Posted on June 5, 2012

New Primate Fossil Points to ‘Out of Asia’ Theory

Charles Choi, LiveScience, June 4, 2012

The ancestors of monkeys, apes and humans may have originated in Asia and not Africa as often thought, new fossils suggest.

The origin of anthropoids — the simians, or “higher primates,” which include monkeys, apes and humans — has been debated for decades among scientists. Although fossils unearthed in Egypt have long suggested that Africa was the cradle for anthropoids, other bones revealed in the last 15 years or so raised the possibility that Asia may be their birthplace.

Now, an international team of scientists has unearthed a new fossil in Southeast Asia that may prove that anthropoids originated in what is now the East, shedding light on a pivotal step in primate and human evolution.

The fossil is named Afrasia djijidaeAfrasia from how early anthropoids are now found intercontinentally in both Africa and Asia, djijidae in memory of a young girl from village of Mogaung in central Myanmar, the nation where the remains were found. The four known teeth of Afrasia were recovered after six years of sifting through tons of sediment, often working with oxcarts, since even cars with four-wheel drive cannot penetrate the area. [See Photos of the Myanmar Primate]

The teeth of 37-million-year-old Afrasia closely resemble those of another early anthropoid, the 38-million-year-old Afrotarsius libycus, recently discovered in the Sahara Desert of Libya. The anthropoids in Libya were far more diverse at that early time in Africa than scientists had thought, which suggested they actually originated elsewhere. The close similarity between Afrasia and Afrotarsius now suggests that early anthropoids colonized Africa from Asia.

This migration from Asia ultimately helps set the stage for the later evolution of apes and humans in Africa. “Africa is the place of origin of man, and Asia is the place of origins of our far ancestors,” researcher Jean-Jacques Jaeger, a paleontologist at the University of Poitiers in France, told LiveScience.
+ + + +
■ WHAT THIS EXERCISE ASKS ■
- a) Transcribe the stretch of the primate fossil article from "Charles Choi, LiveScience, June" through "new fossils suggest.".
- b) Name every country mentioned in the primate fossil article.

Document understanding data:
+ + + +
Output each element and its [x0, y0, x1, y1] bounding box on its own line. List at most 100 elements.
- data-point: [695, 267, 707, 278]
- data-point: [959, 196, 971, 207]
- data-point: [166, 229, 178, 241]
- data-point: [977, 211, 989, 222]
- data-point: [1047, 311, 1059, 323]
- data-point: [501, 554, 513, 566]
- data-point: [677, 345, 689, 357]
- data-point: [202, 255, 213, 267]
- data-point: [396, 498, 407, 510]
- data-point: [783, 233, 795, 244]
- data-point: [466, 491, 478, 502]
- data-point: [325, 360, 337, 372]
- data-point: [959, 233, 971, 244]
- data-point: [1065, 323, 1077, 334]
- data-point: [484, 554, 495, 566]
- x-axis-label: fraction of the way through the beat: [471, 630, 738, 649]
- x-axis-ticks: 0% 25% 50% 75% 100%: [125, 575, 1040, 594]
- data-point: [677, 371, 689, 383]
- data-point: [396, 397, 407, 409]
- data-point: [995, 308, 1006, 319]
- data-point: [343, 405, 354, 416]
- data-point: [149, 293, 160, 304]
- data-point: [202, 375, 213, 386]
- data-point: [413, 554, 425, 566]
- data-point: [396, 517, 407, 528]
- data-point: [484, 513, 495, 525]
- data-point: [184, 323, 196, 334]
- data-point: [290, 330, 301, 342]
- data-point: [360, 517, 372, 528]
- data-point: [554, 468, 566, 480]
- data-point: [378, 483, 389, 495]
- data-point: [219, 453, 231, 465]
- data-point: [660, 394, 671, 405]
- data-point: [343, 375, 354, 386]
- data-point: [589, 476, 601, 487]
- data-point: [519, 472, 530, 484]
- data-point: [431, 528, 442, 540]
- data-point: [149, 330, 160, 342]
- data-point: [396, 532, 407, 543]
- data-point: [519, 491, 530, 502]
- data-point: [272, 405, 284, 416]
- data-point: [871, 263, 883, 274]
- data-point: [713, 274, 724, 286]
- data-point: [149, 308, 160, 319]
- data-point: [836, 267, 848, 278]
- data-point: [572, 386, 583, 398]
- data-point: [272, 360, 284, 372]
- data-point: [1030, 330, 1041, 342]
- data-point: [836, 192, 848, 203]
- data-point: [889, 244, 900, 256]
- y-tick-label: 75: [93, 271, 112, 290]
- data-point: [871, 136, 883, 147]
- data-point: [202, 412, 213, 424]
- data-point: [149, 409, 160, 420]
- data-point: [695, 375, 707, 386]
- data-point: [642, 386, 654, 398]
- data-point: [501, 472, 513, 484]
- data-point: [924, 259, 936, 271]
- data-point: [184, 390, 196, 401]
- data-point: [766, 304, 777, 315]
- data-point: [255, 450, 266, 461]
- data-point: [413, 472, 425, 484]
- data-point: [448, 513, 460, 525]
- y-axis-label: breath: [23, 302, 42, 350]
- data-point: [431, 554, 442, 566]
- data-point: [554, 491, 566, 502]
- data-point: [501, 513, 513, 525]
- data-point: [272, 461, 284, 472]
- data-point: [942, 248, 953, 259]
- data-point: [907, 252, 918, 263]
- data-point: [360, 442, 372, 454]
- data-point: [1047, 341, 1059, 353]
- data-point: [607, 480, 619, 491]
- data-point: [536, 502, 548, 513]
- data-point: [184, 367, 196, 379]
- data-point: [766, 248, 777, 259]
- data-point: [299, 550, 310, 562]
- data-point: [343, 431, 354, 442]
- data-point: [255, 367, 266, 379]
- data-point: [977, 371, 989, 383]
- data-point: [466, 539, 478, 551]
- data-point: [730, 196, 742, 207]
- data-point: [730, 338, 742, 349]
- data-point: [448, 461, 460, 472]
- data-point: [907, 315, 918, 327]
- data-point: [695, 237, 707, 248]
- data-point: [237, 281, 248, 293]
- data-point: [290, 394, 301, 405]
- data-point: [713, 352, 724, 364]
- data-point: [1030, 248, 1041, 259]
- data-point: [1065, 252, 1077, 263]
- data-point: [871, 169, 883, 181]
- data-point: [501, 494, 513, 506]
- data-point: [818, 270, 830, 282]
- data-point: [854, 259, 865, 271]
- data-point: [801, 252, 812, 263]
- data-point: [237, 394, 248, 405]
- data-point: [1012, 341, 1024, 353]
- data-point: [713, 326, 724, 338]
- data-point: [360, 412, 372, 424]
+ + + +
■ OUTPUTS BY TASK ■
- a)
Charles Choi, LiveScience, June 4, 2012

The ancestors of monkeys, apes and humans may have originated in Asia and not Africa as often thought, new fossils suggest.

- b) Egypt, Myanmar, Libya, France